Written task
Every entry must be repeated exactly. Exclude all pictures.

* * * * * * *

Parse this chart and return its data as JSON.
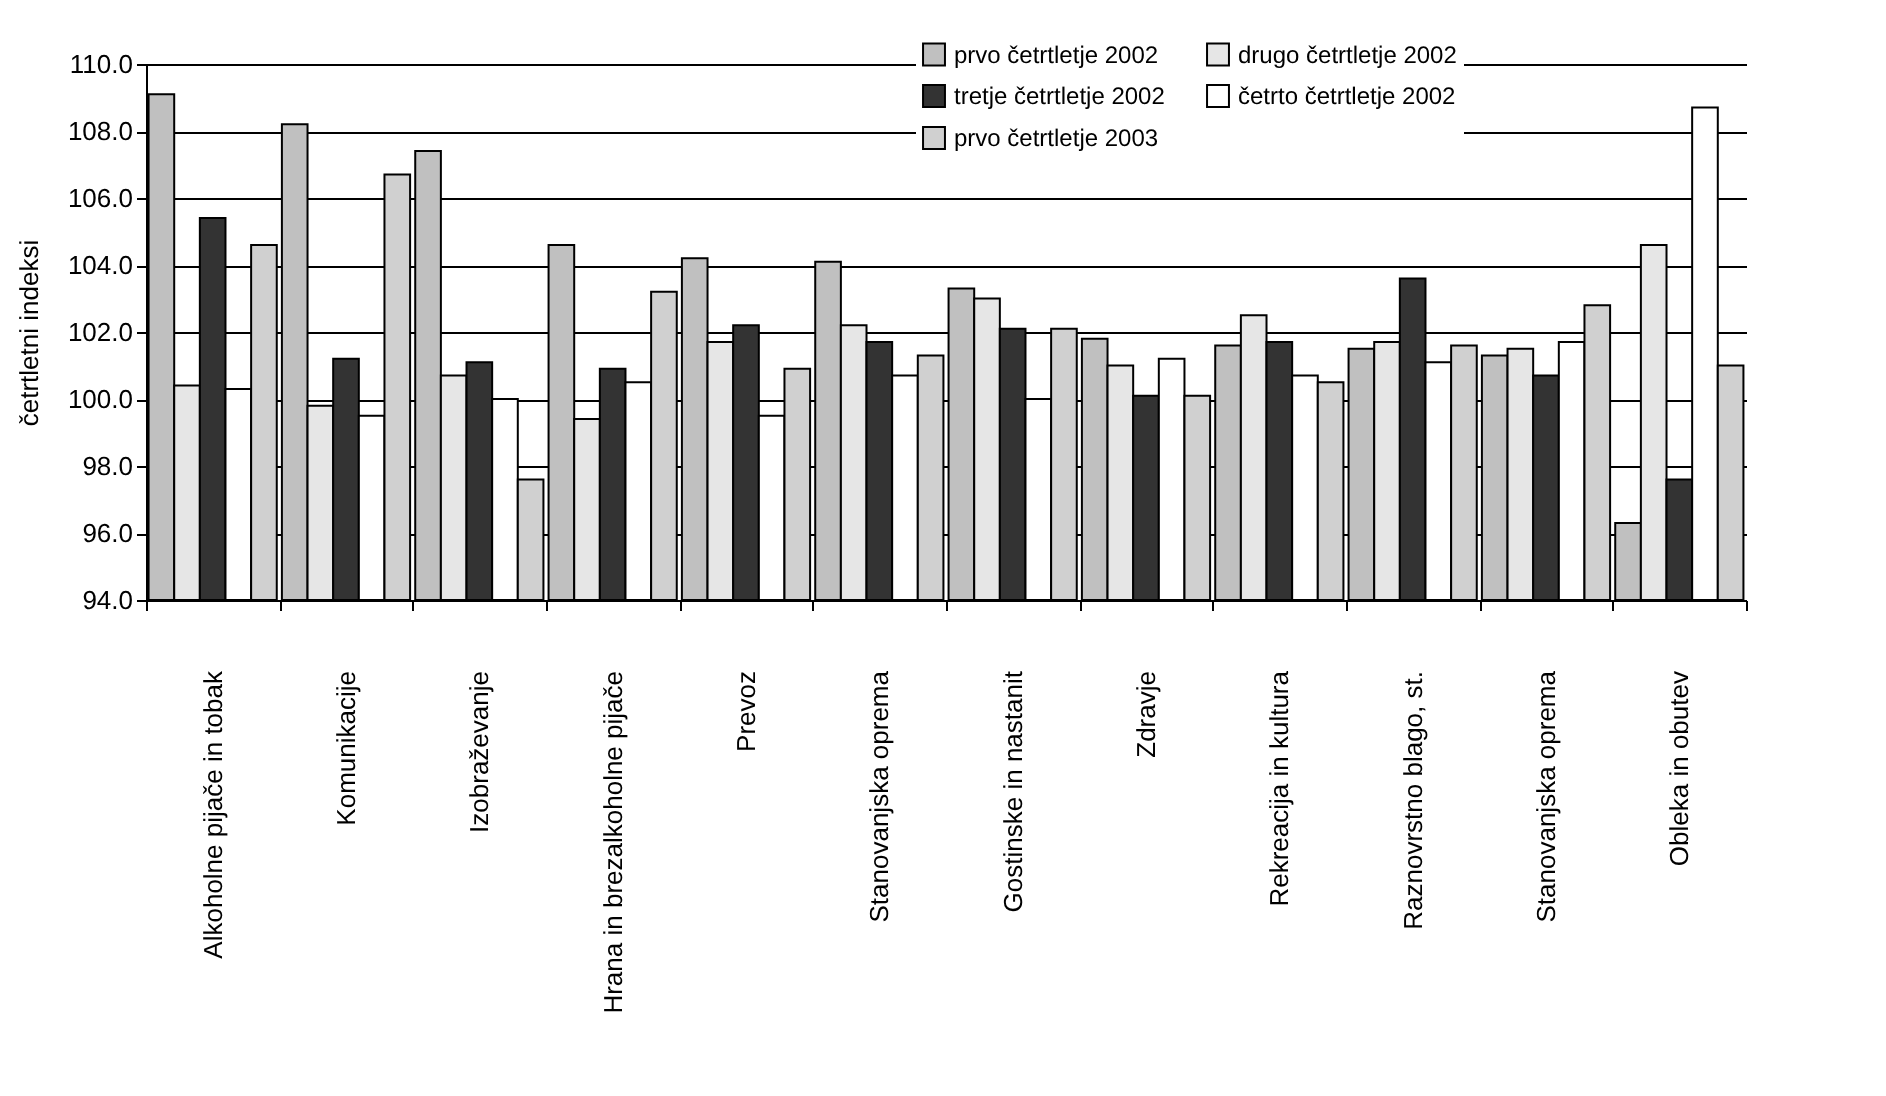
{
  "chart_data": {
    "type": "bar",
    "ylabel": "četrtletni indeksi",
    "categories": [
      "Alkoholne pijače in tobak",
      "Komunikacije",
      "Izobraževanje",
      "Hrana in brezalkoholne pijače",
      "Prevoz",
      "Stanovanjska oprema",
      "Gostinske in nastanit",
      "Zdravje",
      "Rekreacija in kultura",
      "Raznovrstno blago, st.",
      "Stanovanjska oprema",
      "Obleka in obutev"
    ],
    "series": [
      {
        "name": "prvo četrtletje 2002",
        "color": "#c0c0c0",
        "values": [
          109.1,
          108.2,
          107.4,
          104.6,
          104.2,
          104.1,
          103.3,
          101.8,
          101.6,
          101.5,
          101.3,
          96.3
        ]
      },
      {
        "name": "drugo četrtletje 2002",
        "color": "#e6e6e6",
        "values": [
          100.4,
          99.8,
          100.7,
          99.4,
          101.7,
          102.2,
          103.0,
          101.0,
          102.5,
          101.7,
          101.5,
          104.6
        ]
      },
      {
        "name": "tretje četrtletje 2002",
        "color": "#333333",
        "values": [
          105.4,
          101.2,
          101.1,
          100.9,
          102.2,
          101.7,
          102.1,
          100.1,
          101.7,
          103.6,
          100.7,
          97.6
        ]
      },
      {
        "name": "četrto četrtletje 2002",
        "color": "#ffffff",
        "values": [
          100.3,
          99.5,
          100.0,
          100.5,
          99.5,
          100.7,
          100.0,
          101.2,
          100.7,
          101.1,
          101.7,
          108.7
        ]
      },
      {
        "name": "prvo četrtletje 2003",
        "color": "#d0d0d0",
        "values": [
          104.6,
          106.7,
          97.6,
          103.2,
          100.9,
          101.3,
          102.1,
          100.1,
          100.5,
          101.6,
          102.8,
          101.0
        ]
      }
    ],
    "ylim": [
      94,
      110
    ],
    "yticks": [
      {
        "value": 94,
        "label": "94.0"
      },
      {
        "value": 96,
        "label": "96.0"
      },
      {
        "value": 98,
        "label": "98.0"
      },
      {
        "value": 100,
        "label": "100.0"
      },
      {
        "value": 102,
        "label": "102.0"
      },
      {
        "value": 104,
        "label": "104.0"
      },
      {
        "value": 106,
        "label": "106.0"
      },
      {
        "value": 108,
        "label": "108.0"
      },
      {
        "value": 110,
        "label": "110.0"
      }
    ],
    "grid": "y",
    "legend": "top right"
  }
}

* * * * * * *

Solution for this exercise
Parse this chart and return its data as JSON.
{
  "chart_data": {
    "type": "bar",
    "ylabel": "četrtletni indeksi",
    "categories": [
      "Alkoholne pijače in tobak",
      "Komunikacije",
      "Izobraževanje",
      "Hrana in brezalkoholne pijače",
      "Prevoz",
      "Stanovanjska oprema",
      "Gostinske in nastanit",
      "Zdravje",
      "Rekreacija in kultura",
      "Raznovrstno blago, st.",
      "Stanovanjska oprema",
      "Obleka in obutev"
    ],
    "series": [
      {
        "name": "prvo četrtletje 2002",
        "color": "#c0c0c0",
        "values": [
          109.1,
          108.2,
          107.4,
          104.6,
          104.2,
          104.1,
          103.3,
          101.8,
          101.6,
          101.5,
          101.3,
          96.3
        ]
      },
      {
        "name": "drugo četrtletje 2002",
        "color": "#e6e6e6",
        "values": [
          100.4,
          99.8,
          100.7,
          99.4,
          101.7,
          102.2,
          103.0,
          101.0,
          102.5,
          101.7,
          101.5,
          104.6
        ]
      },
      {
        "name": "tretje četrtletje 2002",
        "color": "#333333",
        "values": [
          105.4,
          101.2,
          101.1,
          100.9,
          102.2,
          101.7,
          102.1,
          100.1,
          101.7,
          103.6,
          100.7,
          97.6
        ]
      },
      {
        "name": "četrto četrtletje 2002",
        "color": "#ffffff",
        "values": [
          100.3,
          99.5,
          100.0,
          100.5,
          99.5,
          100.7,
          100.0,
          101.2,
          100.7,
          101.1,
          101.7,
          108.7
        ]
      },
      {
        "name": "prvo četrtletje 2003",
        "color": "#d0d0d0",
        "values": [
          104.6,
          106.7,
          97.6,
          103.2,
          100.9,
          101.3,
          102.1,
          100.1,
          100.5,
          101.6,
          102.8,
          101.0
        ]
      }
    ],
    "ylim": [
      94,
      110
    ],
    "yticks": [
      {
        "value": 94,
        "label": "94.0"
      },
      {
        "value": 96,
        "label": "96.0"
      },
      {
        "value": 98,
        "label": "98.0"
      },
      {
        "value": 100,
        "label": "100.0"
      },
      {
        "value": 102,
        "label": "102.0"
      },
      {
        "value": 104,
        "label": "104.0"
      },
      {
        "value": 106,
        "label": "106.0"
      },
      {
        "value": 108,
        "label": "108.0"
      },
      {
        "value": 110,
        "label": "110.0"
      }
    ],
    "grid": "y",
    "legend": "top right"
  }
}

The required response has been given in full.